Dataset rows about figures:

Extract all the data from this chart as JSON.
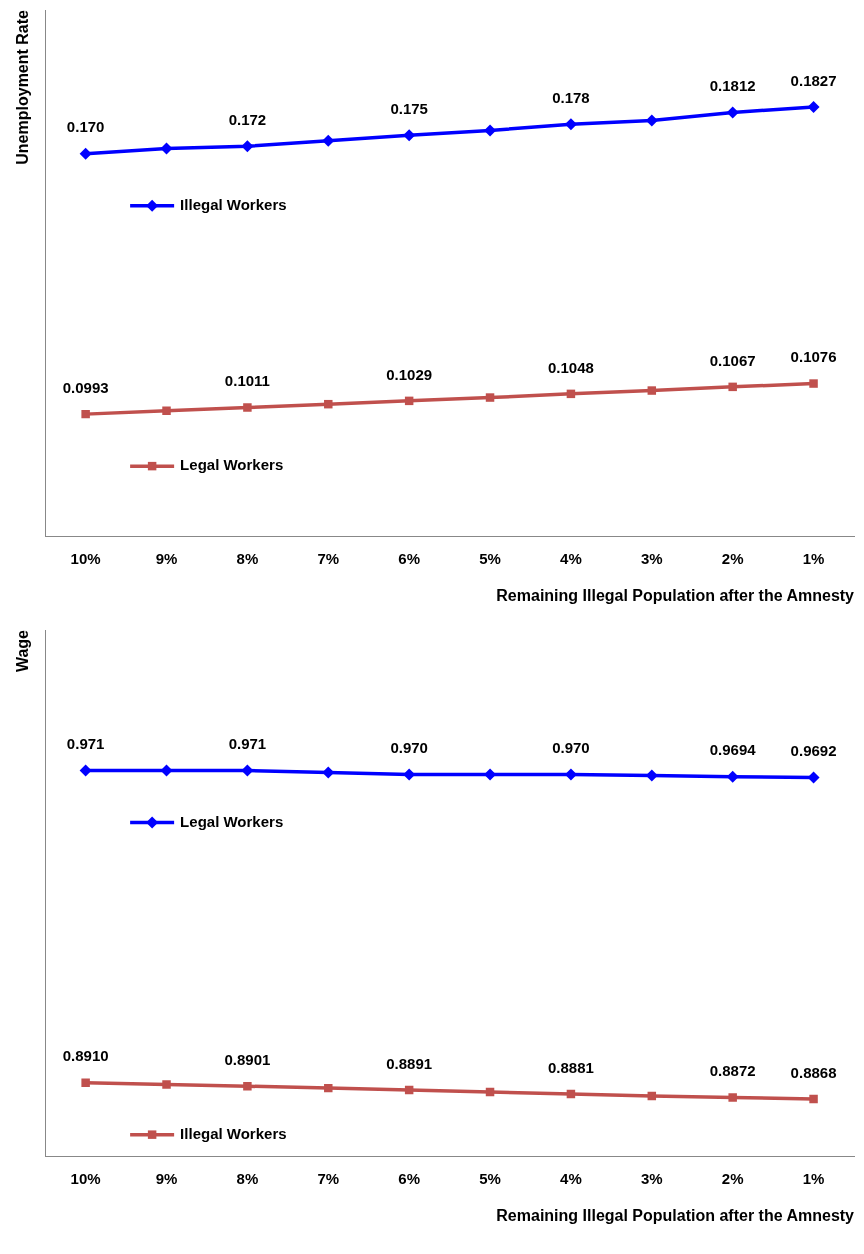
{
  "chart_data": [
    {
      "type": "line",
      "legend": "left",
      "ylabel": "Unemployment Rate",
      "xlabel": "Remaining Illegal Population after the Amnesty",
      "categories": [
        "10%",
        "9%",
        "8%",
        "7%",
        "6%",
        "5%",
        "4%",
        "3%",
        "2%",
        "1%"
      ],
      "ylim": [
        0.066,
        0.209
      ],
      "tick_labels": "x",
      "grid": false,
      "series": [
        {
          "name": "Illegal Workers",
          "color": "#0000ff",
          "marker": "diamond",
          "values": [
            0.17,
            0.1714,
            0.172,
            0.1735,
            0.175,
            0.1763,
            0.178,
            0.179,
            0.1812,
            0.1827
          ],
          "value_labels": [
            "0.170",
            null,
            "0.172",
            null,
            "0.175",
            null,
            "0.178",
            null,
            "0.1812",
            "0.1827"
          ]
        },
        {
          "name": "Legal Workers",
          "color": "#c0504d",
          "marker": "square",
          "values": [
            0.0993,
            0.1002,
            0.1011,
            0.102,
            0.1029,
            0.1038,
            0.1048,
            0.1057,
            0.1067,
            0.1076
          ],
          "value_labels": [
            "0.0993",
            null,
            "0.1011",
            null,
            "0.1029",
            null,
            "0.1048",
            null,
            "0.1067",
            "0.1076"
          ]
        }
      ]
    },
    {
      "type": "line",
      "legend": "left",
      "ylabel": "Wage",
      "xlabel": "Remaining Illegal Population after the Amnesty",
      "categories": [
        "10%",
        "9%",
        "8%",
        "7%",
        "6%",
        "5%",
        "4%",
        "3%",
        "2%",
        "1%"
      ],
      "ylim": [
        0.872,
        1.007
      ],
      "tick_labels": "x",
      "grid": false,
      "series": [
        {
          "name": "Legal Workers",
          "color": "#0000ff",
          "marker": "diamond",
          "values": [
            0.971,
            0.971,
            0.971,
            0.9705,
            0.97,
            0.97,
            0.97,
            0.9697,
            0.9694,
            0.9692
          ],
          "value_labels": [
            "0.971",
            null,
            "0.971",
            null,
            "0.970",
            null,
            "0.970",
            null,
            "0.9694",
            "0.9692"
          ]
        },
        {
          "name": "Illegal Workers",
          "color": "#c0504d",
          "marker": "square",
          "values": [
            0.891,
            0.8905,
            0.8901,
            0.8896,
            0.8891,
            0.8886,
            0.8881,
            0.8876,
            0.8872,
            0.8868
          ],
          "value_labels": [
            "0.8910",
            null,
            "0.8901",
            null,
            "0.8891",
            null,
            "0.8881",
            null,
            "0.8872",
            "0.8868"
          ]
        }
      ]
    }
  ]
}
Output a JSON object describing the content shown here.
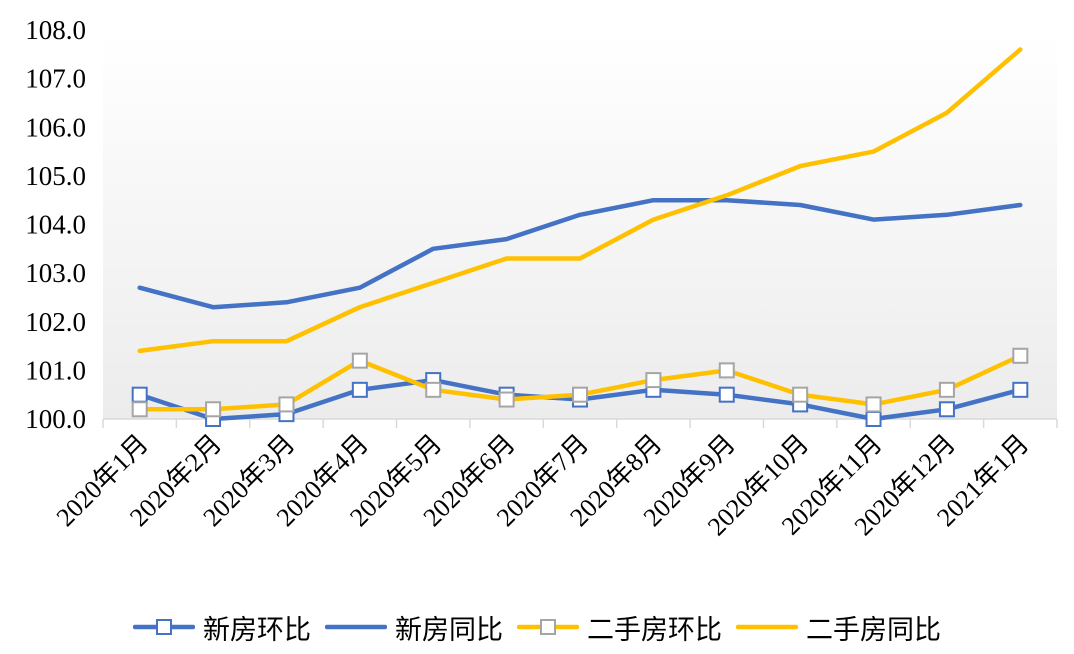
{
  "chart_data": {
    "type": "line",
    "categories": [
      "2020年1月",
      "2020年2月",
      "2020年3月",
      "2020年4月",
      "2020年5月",
      "2020年6月",
      "2020年7月",
      "2020年8月",
      "2020年9月",
      "2020年10月",
      "2020年11月",
      "2020年12月",
      "2021年1月"
    ],
    "ylim": [
      100.0,
      108.0
    ],
    "yticks": [
      "100.0",
      "101.0",
      "102.0",
      "103.0",
      "104.0",
      "105.0",
      "106.0",
      "107.0",
      "108.0"
    ],
    "grid": false,
    "legend_position": "bottom",
    "series": [
      {
        "name": "新房环比",
        "color": "#4472C4",
        "marker": "square",
        "values": [
          100.5,
          100.0,
          100.1,
          100.6,
          100.8,
          100.5,
          100.4,
          100.6,
          100.5,
          100.3,
          100.0,
          100.2,
          100.6
        ]
      },
      {
        "name": "新房同比",
        "color": "#4472C4",
        "marker": "none",
        "values": [
          102.7,
          102.3,
          102.4,
          102.7,
          103.5,
          103.7,
          104.2,
          104.5,
          104.5,
          104.4,
          104.1,
          104.2,
          104.4
        ]
      },
      {
        "name": "二手房环比",
        "color": "#FFC000",
        "marker": "square",
        "values": [
          100.2,
          100.2,
          100.3,
          101.2,
          100.6,
          100.4,
          100.5,
          100.8,
          101.0,
          100.5,
          100.3,
          100.6,
          101.3
        ]
      },
      {
        "name": "二手房同比",
        "color": "#FFC000",
        "marker": "none",
        "values": [
          101.4,
          101.6,
          101.6,
          102.3,
          102.8,
          103.3,
          103.3,
          104.1,
          104.6,
          105.2,
          105.5,
          106.3,
          107.6
        ]
      }
    ]
  }
}
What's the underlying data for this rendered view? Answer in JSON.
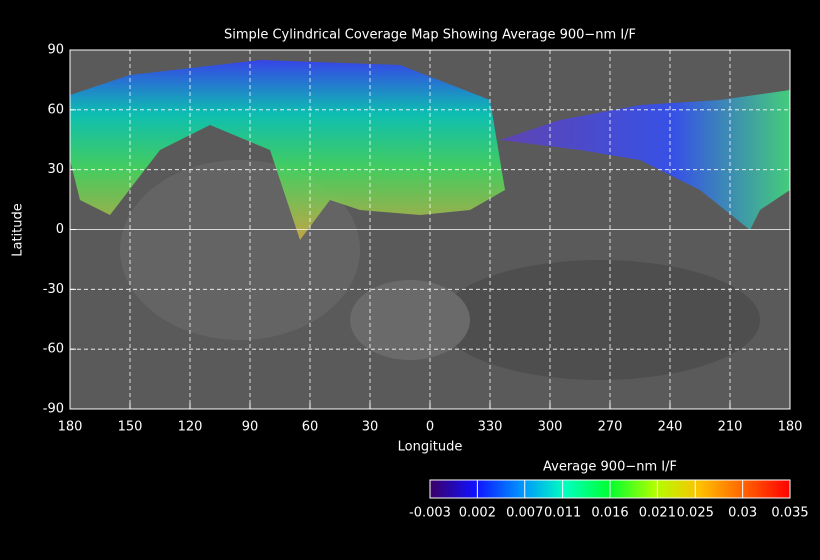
{
  "chart_data": {
    "type": "map",
    "title": "Simple Cylindrical Coverage Map Showing Average 900−nm I/F",
    "xlabel": "Longitude",
    "ylabel": "Latitude",
    "xlim": [
      180,
      -180
    ],
    "xticks": [
      180,
      150,
      120,
      90,
      60,
      30,
      0,
      {
        "value": -30,
        "label": "330"
      },
      {
        "value": -60,
        "label": "300"
      },
      {
        "value": -90,
        "label": "270"
      },
      {
        "value": -120,
        "label": "240"
      },
      {
        "value": -150,
        "label": "210"
      },
      {
        "value": -180,
        "label": "180"
      }
    ],
    "ylim": [
      -90,
      90
    ],
    "yticks": [
      90,
      60,
      30,
      0,
      -30,
      -60,
      -90
    ],
    "grid": true,
    "colorbar": {
      "title": "Average 900−nm I/F",
      "ticks": [
        -0.003,
        0.002,
        0.007,
        0.011,
        0.016,
        0.021,
        0.025,
        0.03,
        0.035
      ],
      "colors": [
        "#3c0064",
        "#1010ff",
        "#0090ff",
        "#00ffc0",
        "#00ff30",
        "#b0ff00",
        "#ffc000",
        "#ff6000",
        "#ff0000"
      ]
    }
  }
}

**EXERCISE DETAILS**
Check each line above for the string "JSON" and report how many lines have it, giving only the number.

**OUTPUT OF THE EXERCISE**
3